THE EXERCISE:
Give all the lines below again, exactly, with no pictures.

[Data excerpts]
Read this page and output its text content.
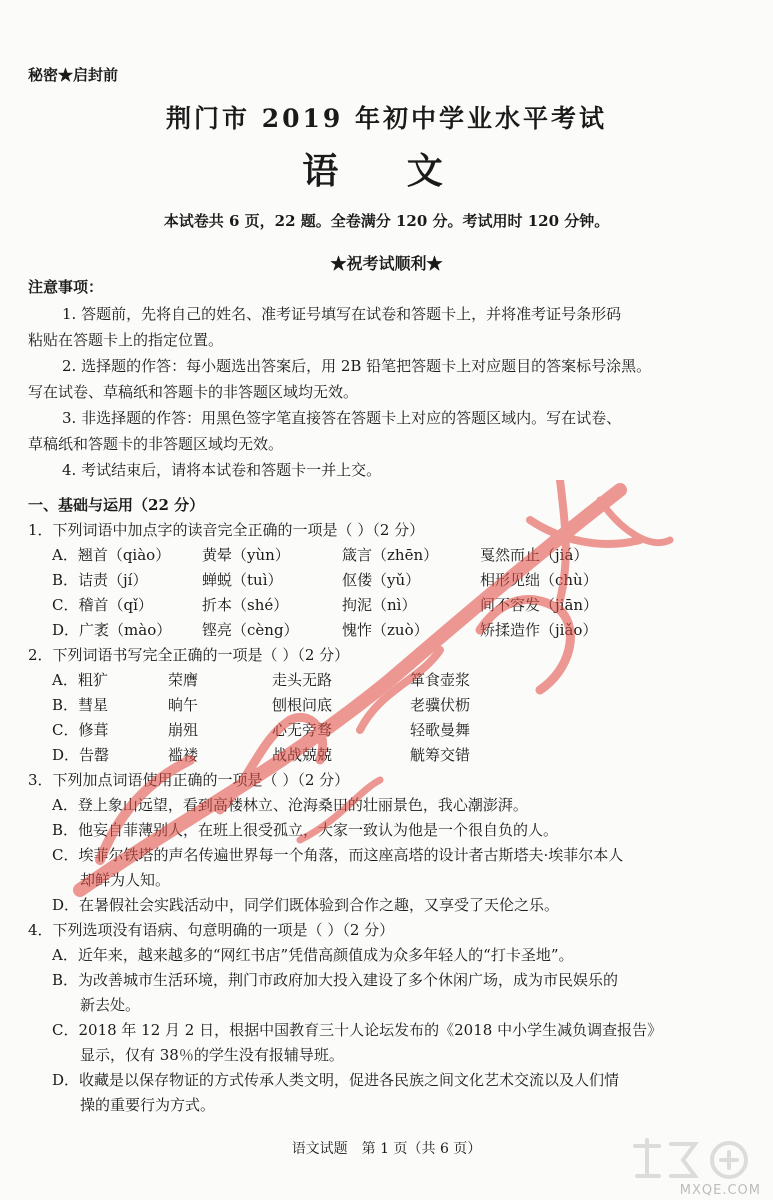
秘密★启封前
荆门市 2019 年初中学业水平考试
语 文
本试卷共 6 页，22 题。全卷满分 120 分。考试用时 120 分钟。
★祝考试顺利★
注意事项：
1. 答题前，先将自己的姓名、准考证号填写在试卷和答题卡上，并将准考证号条形码
粘贴在答题卡上的指定位置。
2. 选择题的作答：每小题选出答案后，用 2B 铅笔把答题卡上对应题目的答案标号涂黑。
写在试卷、草稿纸和答题卡的非答题区域均无效。
3. 非选择题的作答：用黑色签字笔直接答在答题卡上对应的答题区域内。写在试卷、
草稿纸和答题卡的非答题区域均无效。
4. 考试结束后，请将本试卷和答题卡一并上交。
一、基础与运用（22 分）
1．下列词语中加点字的读音完全正确的一项是（ ）（2 分）
A．翘首（qiào） 黄晕（yùn）	箴言（zhēn）	戛然而止（jiá）
B．诘责（jí）	蝉蜕（tuì）	伛偻（yǔ）	相形见绌（chù）
C．稽首（qǐ）	折本（shé）	拘泥（nì）	间不容发（jiān）
D．广袤（mào） 铿亮（cèng）	愧怍（zuò）	矫揉造作（jiǎo）
2．下列词语书写完全正确的一项是（ ）（2 分）
A．粗犷	荣膺	走头无路	箪食壶浆
B．彗星	晌午	刨根问底	老骥伏枥
C．修葺	崩殂	心无旁骛	轻歌曼舞
D．告罄	褴褛	战战兢兢	觥筹交错
3．下列加点词语使用正确的一项是（ ）（2 分）
A．登上象山远望，看到高楼林立、沧海桑田的壮丽景色，我心潮澎湃。
B．他妄自菲薄别人，在班上很受孤立，大家一致认为他是一个很自负的人。
C．埃菲尔铁塔的声名传遍世界每一个角落，而这座高塔的设计者古斯塔夫·埃菲尔本人
却鲜为人知。
D．在暑假社会实践活动中，同学们既体验到合作之趣，又享受了天伦之乐。
4．下列选项没有语病、句意明确的一项是（ ）（2 分）
A．近年来，越来越多的“网红书店”凭借高颜值成为众多年轻人的“打卡圣地”。
B．为改善城市生活环境，荆门市政府加大投入建设了多个休闲广场，成为市民娱乐的
新去处。
C．2018 年 12 月 2 日，根据中国教育三十人论坛发布的《2018 中小学生减负调查报告》
显示，仅有 38％的学生没有报辅导班。
D．收藏是以保存物证的方式传承人类文明，促进各民族之间文化艺术交流以及人们情
操的重要行为方式。
语文试题　第 1 页（共 6 页）
MXQE.COM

FINAL RESULT:
Read this page and output its text content.
秘密★启封前
荆门市 2019 年初中学业水平考试
语 文
本试卷共 6 页，22 题。全卷满分 120 分。考试用时 120 分钟。
★祝考试顺利★
注意事项：
1. 答题前，先将自己的姓名、准考证号填写在试卷和答题卡上，并将准考证号条形码
粘贴在答题卡上的指定位置。
2. 选择题的作答：每小题选出答案后，用 2B 铅笔把答题卡上对应题目的答案标号涂黑。
写在试卷、草稿纸和答题卡的非答题区域均无效。
3. 非选择题的作答：用黑色签字笔直接答在答题卡上对应的答题区域内。写在试卷、
草稿纸和答题卡的非答题区域均无效。
4. 考试结束后，请将本试卷和答题卡一并上交。
一、基础与运用（22 分）
1．下列词语中加点字的读音完全正确的一项是（ ）（2 分）
A．翘首（qiào） 黄晕（yùn）	箴言（zhēn）	戛然而止（jiá）
B．诘责（jí）	蝉蜕（tuì）	伛偻（yǔ）	相形见绌（chù）
C．稽首（qǐ）	折本（shé）	拘泥（nì）	间不容发（jiān）
D．广袤（mào） 铿亮（cèng）	愧怍（zuò）	矫揉造作（jiǎo）
2．下列词语书写完全正确的一项是（ ）（2 分）
A．粗犷	荣膺	走头无路	箪食壶浆
B．彗星	晌午	刨根问底	老骥伏枥
C．修葺	崩殂	心无旁骛	轻歌曼舞
D．告罄	褴褛	战战兢兢	觥筹交错
3．下列加点词语使用正确的一项是（ ）（2 分）
A．登上象山远望，看到高楼林立、沧海桑田的壮丽景色，我心潮澎湃。
B．他妄自菲薄别人，在班上很受孤立，大家一致认为他是一个很自负的人。
C．埃菲尔铁塔的声名传遍世界每一个角落，而这座高塔的设计者古斯塔夫·埃菲尔本人
却鲜为人知。
D．在暑假社会实践活动中，同学们既体验到合作之趣，又享受了天伦之乐。
4．下列选项没有语病、句意明确的一项是（ ）（2 分）
A．近年来，越来越多的“网红书店”凭借高颜值成为众多年轻人的“打卡圣地”。
B．为改善城市生活环境，荆门市政府加大投入建设了多个休闲广场，成为市民娱乐的
新去处。
C．2018 年 12 月 2 日，根据中国教育三十人论坛发布的《2018 中小学生减负调查报告》
显示，仅有 38％的学生没有报辅导班。
D．收藏是以保存物证的方式传承人类文明，促进各民族之间文化艺术交流以及人们情
操的重要行为方式。
语文试题　第 1 页（共 6 页）
MXQE.COM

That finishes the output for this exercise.